**Written request**
Leave out the images; return the rest of the data exactly.

**Listing**
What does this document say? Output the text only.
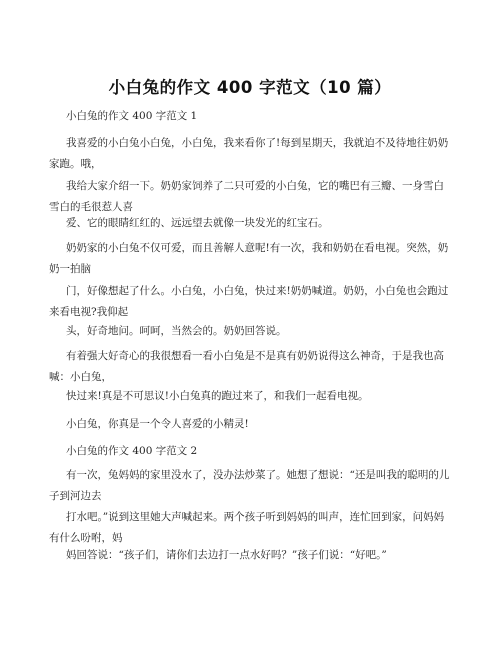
小白兔的作文 400 字范文（10 篇）
小白兔的作文 400 字范文 1
我喜爱的小白兔小白兔，小白兔，我来看你了!每到星期天，我就迫不及待地往奶奶家跑。哦，
我给大家介绍一下。奶奶家饲养了二只可爱的小白兔，它的嘴巴有三瓣、一身雪白雪白的毛很惹人喜
爱、它的眼睛红红的、远远望去就像一块发光的红宝石。
奶奶家的小白兔不仅可爱，而且善解人意呢!有一次，我和奶奶在看电视。突然，奶奶一拍脑
门，好像想起了什么。小白兔，小白兔，快过来!奶奶喊道。奶奶，小白兔也会跑过来看电视?我仰起
头，好奇地问。呵呵，当然会的。奶奶回答说。
有着强大好奇心的我很想看一看小白兔是不是真有奶奶说得这么神奇，于是我也高喊：小白兔，
快过来!真是不可思议!小白兔真的跑过来了，和我们一起看电视。
小白兔，你真是一个令人喜爱的小精灵!
小白兔的作文 400 字范文 2
有一次，兔妈妈的家里没水了，没办法炒菜了。她想了想说：“还是叫我的聪明的儿子到河边去
打水吧。”说到这里她大声喊起来。两个孩子听到妈妈的叫声，连忙回到家，问妈妈有什么吩咐，妈
妈回答说：“孩子们，请你们去边打一点水好吗？”孩子们说：“好吧。”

**Solution below**
What does this document say? Output the text only.
小白兔的作文 400 字范文（10 篇）
小白兔的作文 400 字范文 1
我喜爱的小白兔小白兔，小白兔，我来看你了!每到星期天，我就迫不及待地往奶奶家跑。哦，
我给大家介绍一下。奶奶家饲养了二只可爱的小白兔，它的嘴巴有三瓣、一身雪白雪白的毛很惹人喜
爱、它的眼睛红红的、远远望去就像一块发光的红宝石。
奶奶家的小白兔不仅可爱，而且善解人意呢!有一次，我和奶奶在看电视。突然，奶奶一拍脑
门，好像想起了什么。小白兔，小白兔，快过来!奶奶喊道。奶奶，小白兔也会跑过来看电视?我仰起
头，好奇地问。呵呵，当然会的。奶奶回答说。
有着强大好奇心的我很想看一看小白兔是不是真有奶奶说得这么神奇，于是我也高喊：小白兔，
快过来!真是不可思议!小白兔真的跑过来了，和我们一起看电视。
小白兔，你真是一个令人喜爱的小精灵!
小白兔的作文 400 字范文 2
有一次，兔妈妈的家里没水了，没办法炒菜了。她想了想说：“还是叫我的聪明的儿子到河边去
打水吧。”说到这里她大声喊起来。两个孩子听到妈妈的叫声，连忙回到家，问妈妈有什么吩咐，妈
妈回答说：“孩子们，请你们去边打一点水好吗？”孩子们说：“好吧。”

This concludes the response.